### WORK INSTRUCTIONS
Make a tally of the lines in the records that include the string "категории", and give only that number.

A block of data
◇ ◇ ◇ ◇ ◇ ◇ ◇
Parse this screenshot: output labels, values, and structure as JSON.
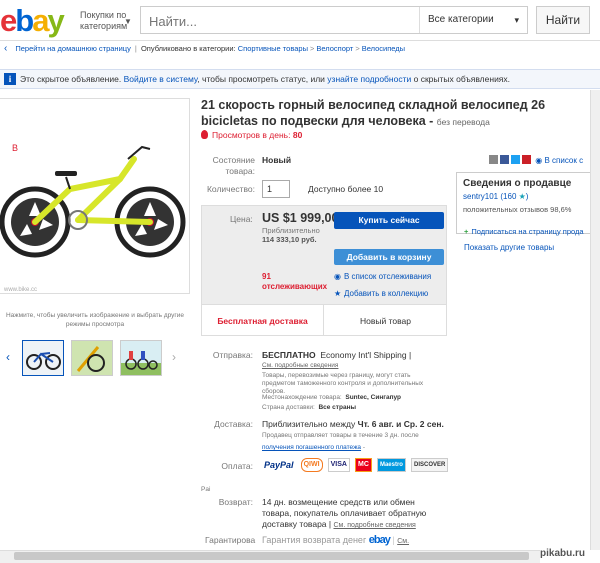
{
  "header": {
    "logo_letters": [
      "e",
      "b",
      "a",
      "y"
    ],
    "logo_colors": [
      "#e53238",
      "#0064d2",
      "#f5af02",
      "#86b817"
    ],
    "category_button": "Покупки по категориям",
    "search_placeholder": "Найти...",
    "search_category": "Все категории",
    "search_button": "Найти"
  },
  "breadcrumb": {
    "back_link": "Перейти на домашнюю страницу",
    "published_in": "Опубликовано в категории:",
    "items": [
      "Спортивные товары",
      "Велоспорт",
      "Велосипеды"
    ]
  },
  "notice": {
    "icon": "i",
    "part1": "Это скрытое объявление.",
    "link1": "Войдите в систему",
    "part2": ", чтобы просмотреть статус, или",
    "link2": "узнайте подробности",
    "part3": "о скрытых объявлениях."
  },
  "gallery": {
    "caption": "Нажмите, чтобы увеличить изображение и выбрать другие режимы просмотра"
  },
  "listing": {
    "title": "21 скорость горный велосипед складной велосипед 26 bicicletas по подвески для человека -",
    "no_translation": "без перевода",
    "views_label": "Просмотров в день:",
    "views_count": "80",
    "condition_label": "Состояние товара:",
    "condition_value": "Новый",
    "quantity_label": "Количество:",
    "quantity_value": "1",
    "availability": "Доступно более 10",
    "price_label": "Цена:",
    "price_value": "US $1 999,00",
    "approx_label": "Приблизительно",
    "approx_value": "114 333,10 руб.",
    "buy_button": "Купить сейчас",
    "cart_button": "Добавить в корзину",
    "watchers_count": "91",
    "watchers_label": "отслеживающих",
    "watch_link": "В список отслеживания",
    "collection_link": "Добавить в коллекцию",
    "free_shipping": "Бесплатная доставка",
    "new_item": "Новый товар"
  },
  "shipping": {
    "label": "Отправка:",
    "free": "БЕСПЛАТНО",
    "method": "Economy Int'l Shipping |",
    "details_link": "См. подробные сведения",
    "note": "Товары, перевозимые через границу, могут стать предметом таможенного контроля и дополнительных сборов.",
    "location_label": "Местонахождение товара:",
    "location_value": "Suntec, Сингапур",
    "countries_label": "Страна доставки:",
    "countries_value": "Все страны"
  },
  "delivery": {
    "label": "Доставка:",
    "text_prefix": "Приблизительно между",
    "dates": "Чт. 6 авг. и Ср. 2 сен.",
    "note": "Продавец отправляет товары в течение 3 дн. после",
    "link": "получения погашенного платежа",
    "link_suffix": "-"
  },
  "payments": {
    "label": "Оплата:",
    "methods": [
      "PayPal",
      "QIWI",
      "VISA",
      "MC",
      "Maestro",
      "DISCOVER"
    ]
  },
  "returns": {
    "small_label": "Pai",
    "label": "Возврат:",
    "text": "14 дн. возмещение средств или обмен товара, покупатель оплачивает обратную доставку товара |",
    "details_link": "См. подробные сведения"
  },
  "guarantee": {
    "label": "Гарантирова",
    "text": "Гарантия возврата денег",
    "brand": "ebay",
    "link": "См."
  },
  "sidebar": {
    "watch_link": "В список с",
    "seller_heading": "Сведения о продавце",
    "seller_name": "sentry101",
    "seller_score": "(160",
    "seller_star": "★",
    "score_close": ")",
    "positive": "положительных отзывов 98,6%",
    "subscribe": "Подписаться на страницу прода",
    "other_items": "Показать другие товары"
  },
  "watermark": "pikabu.ru"
}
◇ ◇ ◇ ◇ ◇ ◇ ◇
### FINAL ANSWER
2